WHAT YOU SHOULD DO:
Extract, exactly and without pictures, every line from the one that includes "Give me a plain-text" through the final line of the material below.

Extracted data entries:

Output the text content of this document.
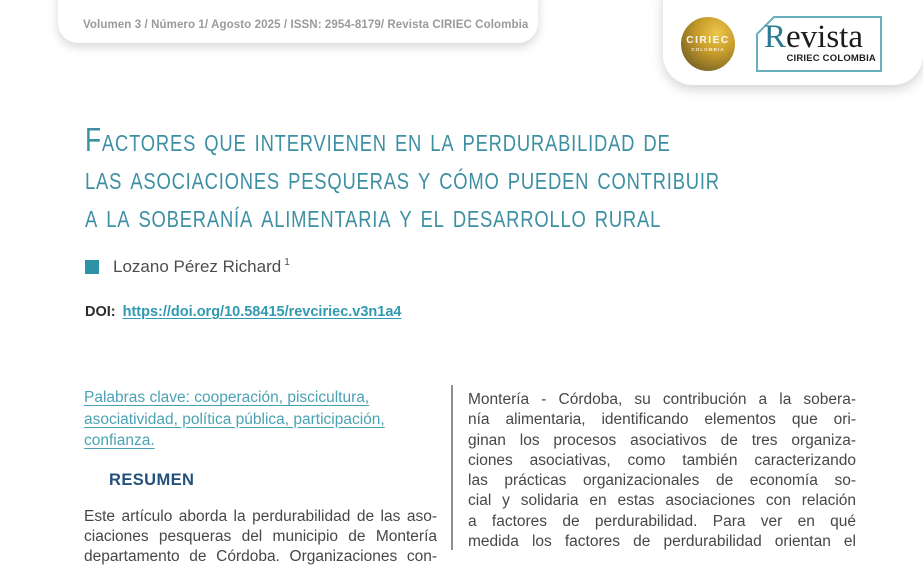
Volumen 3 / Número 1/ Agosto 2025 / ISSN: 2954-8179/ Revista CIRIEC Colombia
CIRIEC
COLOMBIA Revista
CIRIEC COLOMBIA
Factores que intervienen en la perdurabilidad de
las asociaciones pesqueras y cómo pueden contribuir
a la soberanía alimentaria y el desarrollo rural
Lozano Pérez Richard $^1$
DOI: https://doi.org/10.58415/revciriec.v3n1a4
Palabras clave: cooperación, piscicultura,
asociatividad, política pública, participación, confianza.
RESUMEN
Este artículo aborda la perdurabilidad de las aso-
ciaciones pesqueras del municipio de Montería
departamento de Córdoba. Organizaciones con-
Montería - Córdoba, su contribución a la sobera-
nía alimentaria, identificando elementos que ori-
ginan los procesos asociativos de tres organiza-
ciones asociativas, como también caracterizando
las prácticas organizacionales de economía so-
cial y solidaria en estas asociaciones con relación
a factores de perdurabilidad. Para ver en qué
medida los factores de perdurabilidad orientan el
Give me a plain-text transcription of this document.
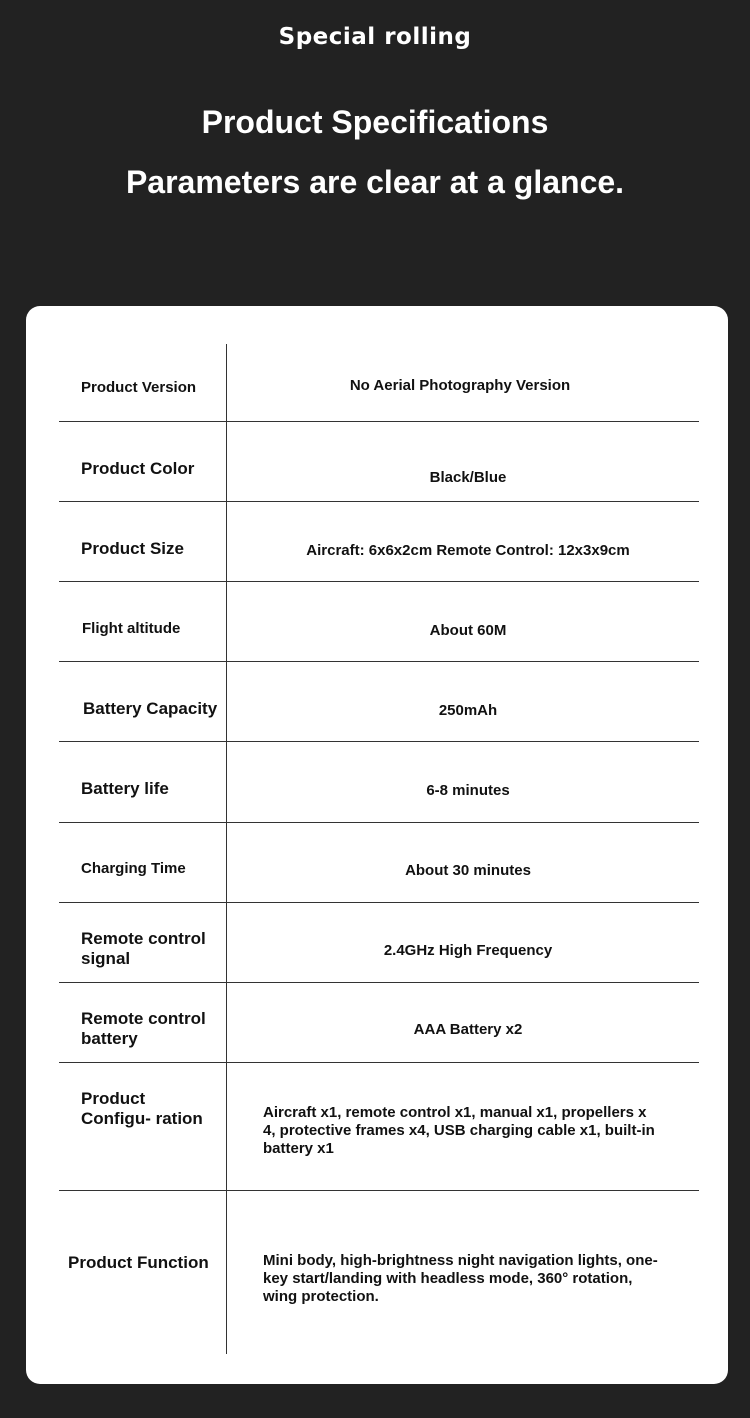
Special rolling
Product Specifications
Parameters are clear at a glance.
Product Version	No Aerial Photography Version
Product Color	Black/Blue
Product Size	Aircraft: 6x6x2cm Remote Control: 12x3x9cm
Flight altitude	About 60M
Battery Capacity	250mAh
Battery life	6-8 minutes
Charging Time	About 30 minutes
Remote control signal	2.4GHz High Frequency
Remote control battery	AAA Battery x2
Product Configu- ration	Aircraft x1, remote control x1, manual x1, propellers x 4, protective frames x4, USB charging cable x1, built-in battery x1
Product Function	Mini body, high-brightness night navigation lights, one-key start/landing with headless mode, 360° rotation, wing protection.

PROBLEM SOLUTION:
Give me a plain-text transcription of this document.
Special rolling
Product Specifications
Parameters are clear at a glance.
Product Version	No Aerial Photography Version
Product Color	Black/Blue
Product Size	Aircraft: 6x6x2cm Remote Control: 12x3x9cm
Flight altitude	About 60M
Battery Capacity	250mAh
Battery life	6-8 minutes
Charging Time	About 30 minutes
Remote control signal	2.4GHz High Frequency
Remote control battery	AAA Battery x2
Product Configu- ration	Aircraft x1, remote control x1, manual x1, propellers x 4, protective frames x4, USB charging cable x1, built-in battery x1
Product Function	Mini body, high-brightness night navigation lights, one-key start/landing with headless mode, 360° rotation, wing protection.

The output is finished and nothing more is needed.